Data listing -

###

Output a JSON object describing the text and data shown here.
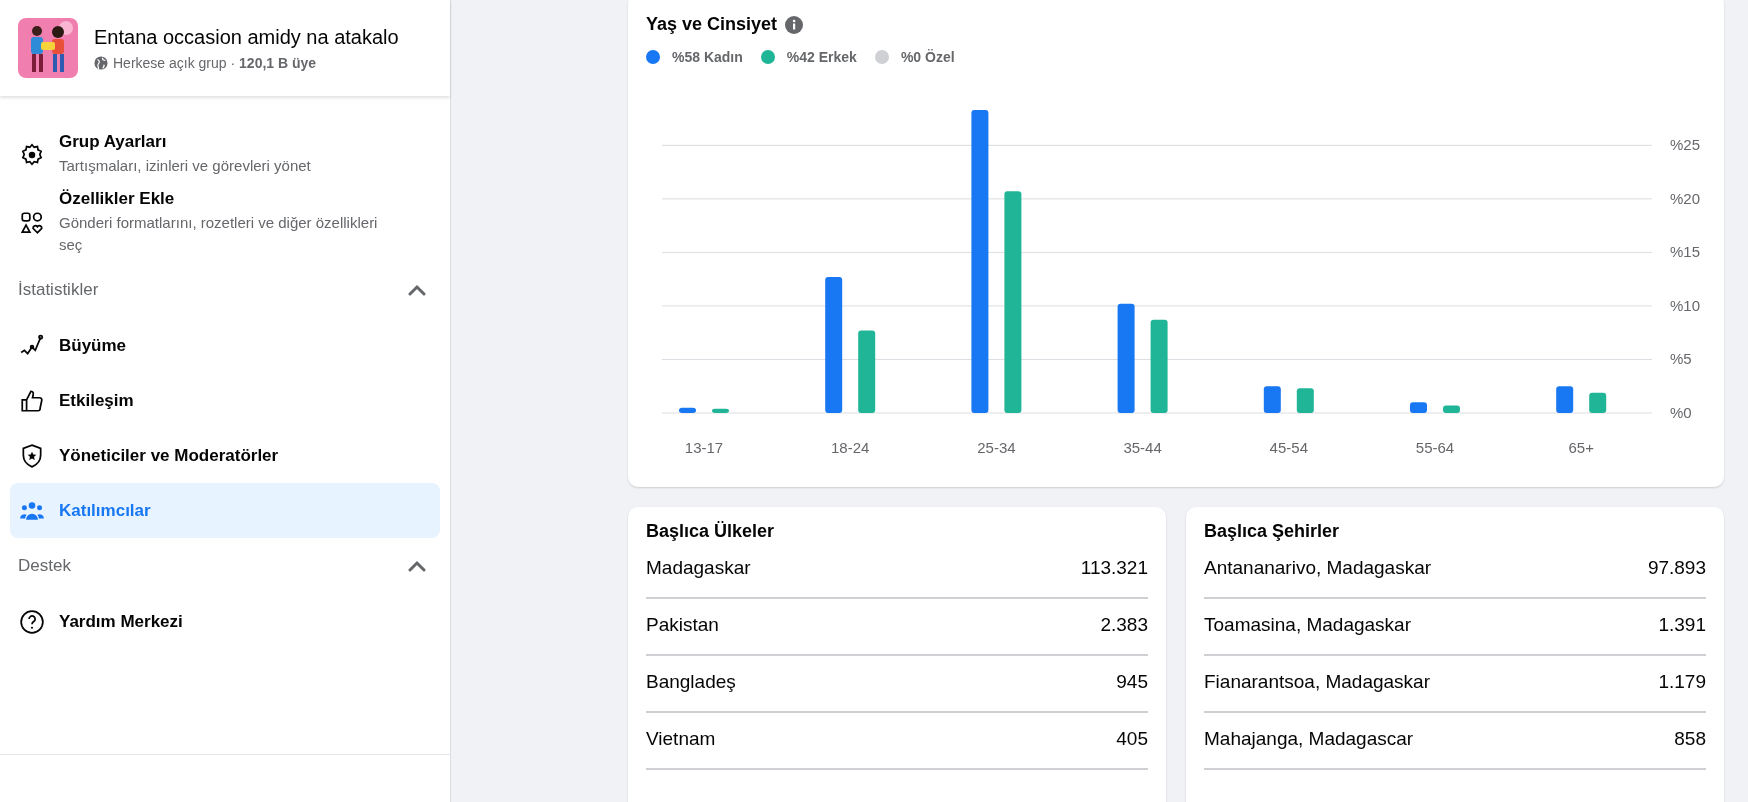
{
  "group": {
    "name": "Entana occasion amidy na atakalo",
    "meta": "Herkese açık grup · **120,1 B üye**"
  },
  "sidebar": {
    "sections": [
      {
        "items": [
          {
            "kind": "gear",
            "label": "Grup Ayarları",
            "description": "Tartışmaları, izinleri ve görevleri yönet",
            "selected": false
          },
          {
            "kind": "shapes",
            "label": "Özellikler Ekle",
            "description": "Gönderi formatlarını, rozetleri ve diğer özellikleri seç",
            "selected": false
          }
        ]
      },
      {
        "title": "İstatistikler",
        "expanded": true,
        "items": [
          {
            "kind": "growth",
            "label": "Büyüme",
            "selected": false
          },
          {
            "kind": "like",
            "label": "Etkileşim",
            "selected": false
          },
          {
            "kind": "shield",
            "label": "Yöneticiler ve Moderatörler",
            "selected": false
          },
          {
            "kind": "people",
            "label": "Katılımcılar",
            "selected": true
          }
        ]
      },
      {
        "title": "Destek",
        "expanded": true,
        "items": [
          {
            "kind": "help",
            "label": "Yardım Merkezi",
            "selected": false
          }
        ]
      }
    ]
  },
  "age_gender": {
    "title": "Yaş ve Cinsiyet",
    "extra_legend": [
      {
        "label": "%0 Özel",
        "color": "#ced0d4"
      }
    ],
    "chart_data": {
      "type": "bar",
      "grid": true,
      "categories": [
        "13-17",
        "18-24",
        "25-34",
        "35-44",
        "45-54",
        "55-64",
        "65+"
      ],
      "series": [
        {
          "name": "%58 Kadın",
          "color": "#1877f2",
          "values": [
            0.5,
            12.7,
            28.3,
            10.2,
            2.5,
            1.0,
            2.5
          ]
        },
        {
          "name": "%42 Erkek",
          "color": "#1fb596",
          "values": [
            0.4,
            7.7,
            20.7,
            8.7,
            2.3,
            0.7,
            1.9
          ]
        }
      ],
      "ylim": [
        0,
        28.3
      ],
      "yticks": [
        {
          "value": 0,
          "label": "%0"
        },
        {
          "value": 5,
          "label": "%5"
        },
        {
          "value": 10,
          "label": "%10"
        },
        {
          "value": 15,
          "label": "%15"
        },
        {
          "value": 20,
          "label": "%20"
        },
        {
          "value": 25,
          "label": "%25"
        }
      ]
    }
  },
  "top_countries": {
    "title": "Başlıca Ülkeler",
    "rows": [
      {
        "name": "Madagaskar",
        "count": "113.321"
      },
      {
        "name": "Pakistan",
        "count": "2.383"
      },
      {
        "name": "Bangladeş",
        "count": "945"
      },
      {
        "name": "Vietnam",
        "count": "405"
      }
    ]
  },
  "top_cities": {
    "title": "Başlıca Şehirler",
    "rows": [
      {
        "name": "Antananarivo, Madagaskar",
        "count": "97.893"
      },
      {
        "name": "Toamasina, Madagaskar",
        "count": "1.391"
      },
      {
        "name": "Fianarantsoa, Madagaskar",
        "count": "1.179"
      },
      {
        "name": "Mahajanga, Madagascar",
        "count": "858"
      }
    ]
  }
}
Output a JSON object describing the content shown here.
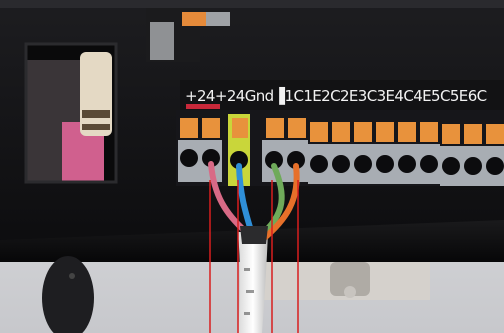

###

Task statement - Of all the lines in the listing above, how many contain the word "describing"? Answer with the number alone.

Solution for this exercise - 2